→ AIM OF THE TASK: Set down all of the data exactly as it appears.

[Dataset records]
··········

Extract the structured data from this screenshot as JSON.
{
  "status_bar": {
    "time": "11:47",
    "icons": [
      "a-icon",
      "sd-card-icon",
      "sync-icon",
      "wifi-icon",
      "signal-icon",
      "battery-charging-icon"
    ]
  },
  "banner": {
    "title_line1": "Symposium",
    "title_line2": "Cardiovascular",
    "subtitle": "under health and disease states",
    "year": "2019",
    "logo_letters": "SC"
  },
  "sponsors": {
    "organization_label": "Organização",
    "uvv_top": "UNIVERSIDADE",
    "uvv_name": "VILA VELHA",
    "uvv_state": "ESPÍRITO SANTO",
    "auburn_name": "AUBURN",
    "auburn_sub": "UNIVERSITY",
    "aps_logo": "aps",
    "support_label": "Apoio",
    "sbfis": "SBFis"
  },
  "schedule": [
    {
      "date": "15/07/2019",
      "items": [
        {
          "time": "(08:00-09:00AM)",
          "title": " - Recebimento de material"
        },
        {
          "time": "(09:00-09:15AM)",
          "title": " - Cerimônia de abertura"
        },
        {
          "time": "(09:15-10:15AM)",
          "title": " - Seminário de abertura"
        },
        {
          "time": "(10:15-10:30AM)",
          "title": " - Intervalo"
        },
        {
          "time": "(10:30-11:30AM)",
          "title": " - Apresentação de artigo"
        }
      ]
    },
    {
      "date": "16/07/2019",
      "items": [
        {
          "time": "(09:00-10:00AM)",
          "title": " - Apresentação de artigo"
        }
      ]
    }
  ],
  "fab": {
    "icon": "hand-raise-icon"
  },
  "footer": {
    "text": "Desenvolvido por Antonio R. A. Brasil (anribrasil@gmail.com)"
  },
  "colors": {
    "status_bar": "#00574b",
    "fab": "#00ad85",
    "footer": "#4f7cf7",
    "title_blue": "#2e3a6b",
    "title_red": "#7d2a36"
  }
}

··········

→ FINISHED TASK:
Extract the structured data from this screenshot as JSON.
{
  "status_bar": {
    "time": "11:47",
    "icons": [
      "a-icon",
      "sd-card-icon",
      "sync-icon",
      "wifi-icon",
      "signal-icon",
      "battery-charging-icon"
    ]
  },
  "banner": {
    "title_line1": "Symposium",
    "title_line2": "Cardiovascular",
    "subtitle": "under health and disease states",
    "year": "2019",
    "logo_letters": "SC"
  },
  "sponsors": {
    "organization_label": "Organização",
    "uvv_top": "UNIVERSIDADE",
    "uvv_name": "VILA VELHA",
    "uvv_state": "ESPÍRITO SANTO",
    "auburn_name": "AUBURN",
    "auburn_sub": "UNIVERSITY",
    "aps_logo": "aps",
    "support_label": "Apoio",
    "sbfis": "SBFis"
  },
  "schedule": [
    {
      "date": "15/07/2019",
      "items": [
        {
          "time": "(08:00-09:00AM)",
          "title": " - Recebimento de material"
        },
        {
          "time": "(09:00-09:15AM)",
          "title": " - Cerimônia de abertura"
        },
        {
          "time": "(09:15-10:15AM)",
          "title": " - Seminário de abertura"
        },
        {
          "time": "(10:15-10:30AM)",
          "title": " - Intervalo"
        },
        {
          "time": "(10:30-11:30AM)",
          "title": " - Apresentação de artigo"
        }
      ]
    },
    {
      "date": "16/07/2019",
      "items": [
        {
          "time": "(09:00-10:00AM)",
          "title": " - Apresentação de artigo"
        }
      ]
    }
  ],
  "fab": {
    "icon": "hand-raise-icon"
  },
  "footer": {
    "text": "Desenvolvido por Antonio R. A. Brasil (anribrasil@gmail.com)"
  },
  "colors": {
    "status_bar": "#00574b",
    "fab": "#00ad85",
    "footer": "#4f7cf7",
    "title_blue": "#2e3a6b",
    "title_red": "#7d2a36"
  }
}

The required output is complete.